- [Task details]
Give every line of the material again, exactly as written.

- [Input]
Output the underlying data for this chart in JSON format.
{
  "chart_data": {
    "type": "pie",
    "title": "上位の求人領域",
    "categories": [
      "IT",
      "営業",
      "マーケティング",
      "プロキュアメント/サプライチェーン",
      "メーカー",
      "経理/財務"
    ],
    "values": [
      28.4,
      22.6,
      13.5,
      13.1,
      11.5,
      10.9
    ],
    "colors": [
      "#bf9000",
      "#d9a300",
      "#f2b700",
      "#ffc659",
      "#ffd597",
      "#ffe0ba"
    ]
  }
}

- [Solution for this task]
Output the underlying data for this chart in JSON format.
{
  "chart_data": {
    "type": "pie",
    "title": "上位の求人領域",
    "categories": [
      "IT",
      "営業",
      "マーケティング",
      "プロキュアメント/サプライチェーン",
      "メーカー",
      "経理/財務"
    ],
    "values": [
      28.4,
      22.6,
      13.5,
      13.1,
      11.5,
      10.9
    ],
    "colors": [
      "#bf9000",
      "#d9a300",
      "#f2b700",
      "#ffc659",
      "#ffd597",
      "#ffe0ba"
    ]
  }
}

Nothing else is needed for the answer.